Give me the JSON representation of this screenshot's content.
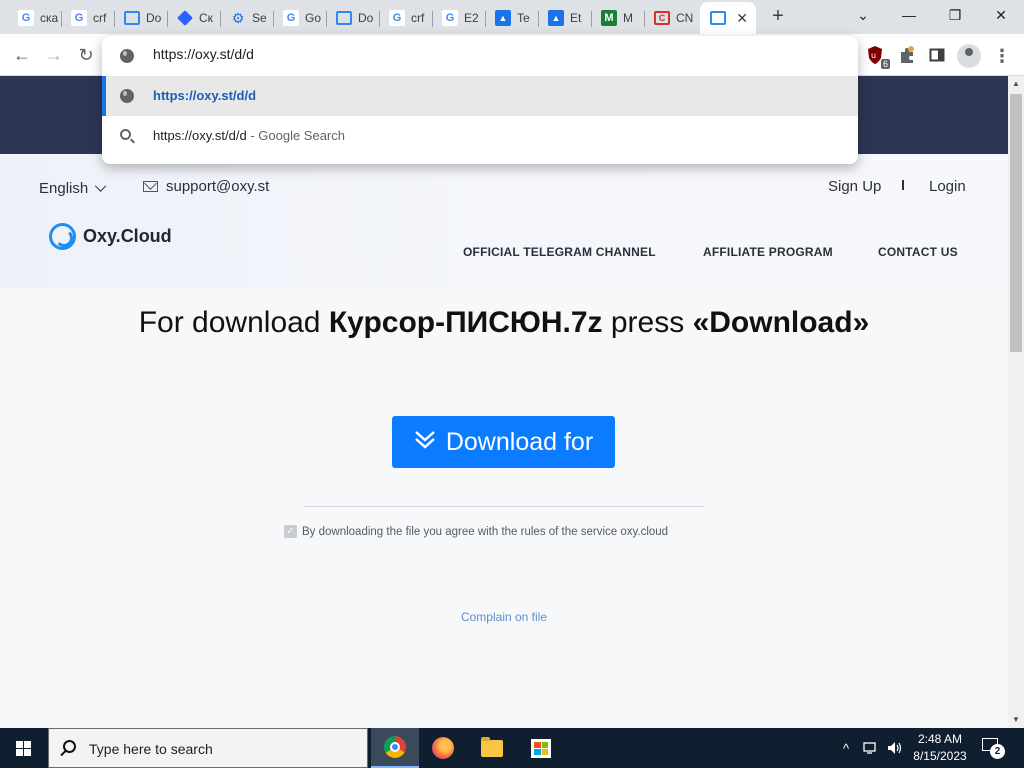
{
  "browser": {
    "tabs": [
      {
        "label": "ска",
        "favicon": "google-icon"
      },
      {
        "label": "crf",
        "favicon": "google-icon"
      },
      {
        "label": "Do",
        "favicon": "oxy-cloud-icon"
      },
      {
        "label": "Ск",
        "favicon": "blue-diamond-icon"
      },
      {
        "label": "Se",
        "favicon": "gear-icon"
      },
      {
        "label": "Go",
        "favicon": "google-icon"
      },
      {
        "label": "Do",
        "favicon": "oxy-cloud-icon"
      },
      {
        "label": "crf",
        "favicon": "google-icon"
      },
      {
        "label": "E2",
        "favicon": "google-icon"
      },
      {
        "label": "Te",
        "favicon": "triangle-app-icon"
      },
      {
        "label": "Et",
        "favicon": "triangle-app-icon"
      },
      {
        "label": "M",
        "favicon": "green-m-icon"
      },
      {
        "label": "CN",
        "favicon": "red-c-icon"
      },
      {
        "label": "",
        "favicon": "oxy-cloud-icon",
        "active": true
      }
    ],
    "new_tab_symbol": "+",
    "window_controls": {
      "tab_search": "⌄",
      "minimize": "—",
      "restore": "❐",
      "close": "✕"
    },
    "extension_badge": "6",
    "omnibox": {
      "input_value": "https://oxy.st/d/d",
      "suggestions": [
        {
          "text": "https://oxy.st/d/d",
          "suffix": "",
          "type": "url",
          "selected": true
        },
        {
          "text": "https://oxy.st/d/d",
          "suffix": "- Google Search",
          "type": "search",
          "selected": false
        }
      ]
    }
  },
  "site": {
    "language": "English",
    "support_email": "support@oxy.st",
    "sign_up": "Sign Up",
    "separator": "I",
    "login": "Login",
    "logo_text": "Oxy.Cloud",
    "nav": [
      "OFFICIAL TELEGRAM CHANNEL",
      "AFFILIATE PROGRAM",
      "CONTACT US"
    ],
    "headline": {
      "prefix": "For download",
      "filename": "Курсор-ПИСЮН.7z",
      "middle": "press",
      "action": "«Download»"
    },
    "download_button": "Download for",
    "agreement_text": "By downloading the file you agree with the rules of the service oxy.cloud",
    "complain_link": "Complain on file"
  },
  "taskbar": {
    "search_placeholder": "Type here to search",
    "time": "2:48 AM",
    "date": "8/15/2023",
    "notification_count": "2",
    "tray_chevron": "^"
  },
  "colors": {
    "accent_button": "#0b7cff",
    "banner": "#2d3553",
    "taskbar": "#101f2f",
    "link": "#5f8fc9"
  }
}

——

Do not include images; quote all of the entries above exactly.

→ **RESULT OF THE EXERCISE**:
Give me the JSON representation of this screenshot's content.
{
  "browser": {
    "tabs": [
      {
        "label": "ска",
        "favicon": "google-icon"
      },
      {
        "label": "crf",
        "favicon": "google-icon"
      },
      {
        "label": "Do",
        "favicon": "oxy-cloud-icon"
      },
      {
        "label": "Ск",
        "favicon": "blue-diamond-icon"
      },
      {
        "label": "Se",
        "favicon": "gear-icon"
      },
      {
        "label": "Go",
        "favicon": "google-icon"
      },
      {
        "label": "Do",
        "favicon": "oxy-cloud-icon"
      },
      {
        "label": "crf",
        "favicon": "google-icon"
      },
      {
        "label": "E2",
        "favicon": "google-icon"
      },
      {
        "label": "Te",
        "favicon": "triangle-app-icon"
      },
      {
        "label": "Et",
        "favicon": "triangle-app-icon"
      },
      {
        "label": "M",
        "favicon": "green-m-icon"
      },
      {
        "label": "CN",
        "favicon": "red-c-icon"
      },
      {
        "label": "",
        "favicon": "oxy-cloud-icon",
        "active": true
      }
    ],
    "new_tab_symbol": "+",
    "window_controls": {
      "tab_search": "⌄",
      "minimize": "—",
      "restore": "❐",
      "close": "✕"
    },
    "extension_badge": "6",
    "omnibox": {
      "input_value": "https://oxy.st/d/d",
      "suggestions": [
        {
          "text": "https://oxy.st/d/d",
          "suffix": "",
          "type": "url",
          "selected": true
        },
        {
          "text": "https://oxy.st/d/d",
          "suffix": "- Google Search",
          "type": "search",
          "selected": false
        }
      ]
    }
  },
  "site": {
    "language": "English",
    "support_email": "support@oxy.st",
    "sign_up": "Sign Up",
    "separator": "I",
    "login": "Login",
    "logo_text": "Oxy.Cloud",
    "nav": [
      "OFFICIAL TELEGRAM CHANNEL",
      "AFFILIATE PROGRAM",
      "CONTACT US"
    ],
    "headline": {
      "prefix": "For download",
      "filename": "Курсор-ПИСЮН.7z",
      "middle": "press",
      "action": "«Download»"
    },
    "download_button": "Download for",
    "agreement_text": "By downloading the file you agree with the rules of the service oxy.cloud",
    "complain_link": "Complain on file"
  },
  "taskbar": {
    "search_placeholder": "Type here to search",
    "time": "2:48 AM",
    "date": "8/15/2023",
    "notification_count": "2",
    "tray_chevron": "^"
  },
  "colors": {
    "accent_button": "#0b7cff",
    "banner": "#2d3553",
    "taskbar": "#101f2f",
    "link": "#5f8fc9"
  }
}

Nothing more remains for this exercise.